### Task directions
Select every line containing the word "أنهم" from the material, and copy those lines.

━━ Data section ━━

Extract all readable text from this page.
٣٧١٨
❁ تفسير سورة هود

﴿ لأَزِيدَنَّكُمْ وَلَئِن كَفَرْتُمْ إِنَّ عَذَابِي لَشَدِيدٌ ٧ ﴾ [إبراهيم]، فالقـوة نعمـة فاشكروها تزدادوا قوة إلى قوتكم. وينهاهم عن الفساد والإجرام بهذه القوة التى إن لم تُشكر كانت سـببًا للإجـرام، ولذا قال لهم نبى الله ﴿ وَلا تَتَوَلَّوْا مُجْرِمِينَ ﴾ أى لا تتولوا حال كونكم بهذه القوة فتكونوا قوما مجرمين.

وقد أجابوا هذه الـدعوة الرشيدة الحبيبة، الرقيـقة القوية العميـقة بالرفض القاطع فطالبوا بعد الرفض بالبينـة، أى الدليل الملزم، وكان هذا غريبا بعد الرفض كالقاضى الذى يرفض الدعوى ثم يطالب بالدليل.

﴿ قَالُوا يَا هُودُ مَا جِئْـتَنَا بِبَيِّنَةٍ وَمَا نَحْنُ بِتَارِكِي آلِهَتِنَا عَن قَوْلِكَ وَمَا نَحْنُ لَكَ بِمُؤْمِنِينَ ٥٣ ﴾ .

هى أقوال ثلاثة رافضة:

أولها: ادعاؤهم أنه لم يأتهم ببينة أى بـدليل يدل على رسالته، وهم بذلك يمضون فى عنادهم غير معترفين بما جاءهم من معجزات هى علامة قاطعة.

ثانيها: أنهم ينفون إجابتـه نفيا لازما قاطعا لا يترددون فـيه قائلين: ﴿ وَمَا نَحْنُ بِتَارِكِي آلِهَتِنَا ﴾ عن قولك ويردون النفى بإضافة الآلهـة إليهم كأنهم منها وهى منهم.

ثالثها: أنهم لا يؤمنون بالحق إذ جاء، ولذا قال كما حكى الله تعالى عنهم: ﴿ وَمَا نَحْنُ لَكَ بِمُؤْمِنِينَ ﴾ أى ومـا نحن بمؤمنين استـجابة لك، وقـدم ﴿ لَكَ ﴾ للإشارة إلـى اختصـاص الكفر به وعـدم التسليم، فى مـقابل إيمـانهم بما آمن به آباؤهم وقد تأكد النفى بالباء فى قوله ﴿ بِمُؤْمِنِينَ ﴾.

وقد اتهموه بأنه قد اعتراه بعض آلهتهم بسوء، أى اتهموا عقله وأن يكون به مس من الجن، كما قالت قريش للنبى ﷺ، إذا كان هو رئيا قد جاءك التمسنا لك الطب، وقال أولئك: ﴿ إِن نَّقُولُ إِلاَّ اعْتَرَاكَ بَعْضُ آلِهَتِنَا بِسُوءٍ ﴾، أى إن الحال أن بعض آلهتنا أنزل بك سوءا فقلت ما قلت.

━━━

### Complete output
ثانيها: أنهم ينفون إجابتـه نفيا لازما قاطعا لا يترددون فـيه قائلين: ﴿ وَمَا نَحْنُ بِتَارِكِي آلِهَتِنَا ﴾ عن قولك ويردون النفى بإضافة الآلهـة إليهم كأنهم منها وهى منهم.
ثالثها: أنهم لا يؤمنون بالحق إذ جاء، ولذا قال كما حكى الله تعالى عنهم: ﴿ وَمَا نَحْنُ لَكَ بِمُؤْمِنِينَ ﴾ أى ومـا نحن بمؤمنين استـجابة لك، وقـدم ﴿ لَكَ ﴾ للإشارة إلـى اختصـاص الكفر به وعـدم التسليم، فى مـقابل إيمـانهم بما آمن به آباؤهم وقد تأكد النفى بالباء فى قوله ﴿ بِمُؤْمِنِينَ ﴾.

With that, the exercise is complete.